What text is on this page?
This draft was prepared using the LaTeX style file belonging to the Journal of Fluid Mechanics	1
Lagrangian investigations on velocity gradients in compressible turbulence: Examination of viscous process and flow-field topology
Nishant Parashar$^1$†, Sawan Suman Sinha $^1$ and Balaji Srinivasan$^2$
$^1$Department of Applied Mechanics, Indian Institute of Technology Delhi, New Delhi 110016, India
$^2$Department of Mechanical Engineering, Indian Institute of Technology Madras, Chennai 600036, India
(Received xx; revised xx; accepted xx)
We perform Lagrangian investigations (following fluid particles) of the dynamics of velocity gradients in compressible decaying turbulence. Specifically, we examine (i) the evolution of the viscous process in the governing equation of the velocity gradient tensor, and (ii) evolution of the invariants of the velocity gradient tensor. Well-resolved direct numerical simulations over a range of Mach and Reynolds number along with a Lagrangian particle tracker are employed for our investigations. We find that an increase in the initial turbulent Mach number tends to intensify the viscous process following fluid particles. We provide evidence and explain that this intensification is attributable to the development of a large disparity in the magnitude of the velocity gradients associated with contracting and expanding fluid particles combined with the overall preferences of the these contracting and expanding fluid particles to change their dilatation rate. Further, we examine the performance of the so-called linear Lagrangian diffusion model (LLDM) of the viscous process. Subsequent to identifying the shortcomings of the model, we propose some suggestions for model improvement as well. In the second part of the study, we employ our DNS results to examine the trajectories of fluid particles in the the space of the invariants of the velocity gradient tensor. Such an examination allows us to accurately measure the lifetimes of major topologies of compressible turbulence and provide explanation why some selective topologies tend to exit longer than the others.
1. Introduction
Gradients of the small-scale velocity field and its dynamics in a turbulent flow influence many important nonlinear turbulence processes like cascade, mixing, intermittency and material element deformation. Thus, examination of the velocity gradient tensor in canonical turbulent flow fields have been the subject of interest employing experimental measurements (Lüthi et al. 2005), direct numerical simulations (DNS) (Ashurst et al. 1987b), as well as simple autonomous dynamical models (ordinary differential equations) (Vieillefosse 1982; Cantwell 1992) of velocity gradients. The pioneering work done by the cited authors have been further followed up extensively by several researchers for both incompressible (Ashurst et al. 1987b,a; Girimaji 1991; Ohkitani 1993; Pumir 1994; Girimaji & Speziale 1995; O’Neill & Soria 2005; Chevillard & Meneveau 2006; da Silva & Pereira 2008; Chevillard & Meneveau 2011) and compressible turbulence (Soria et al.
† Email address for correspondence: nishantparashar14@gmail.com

_ _ _ _

PROBLEM STATEMENT:
Where a line of the data holds "Mechanics", show that line.

SOLUTION TO THIS TASK:
This draft was prepared using the LaTeX style file belonging to the Journal of Fluid Mechanics	1
$^1$Department of Applied Mechanics, Indian Institute of Technology Delhi, New Delhi 110016, India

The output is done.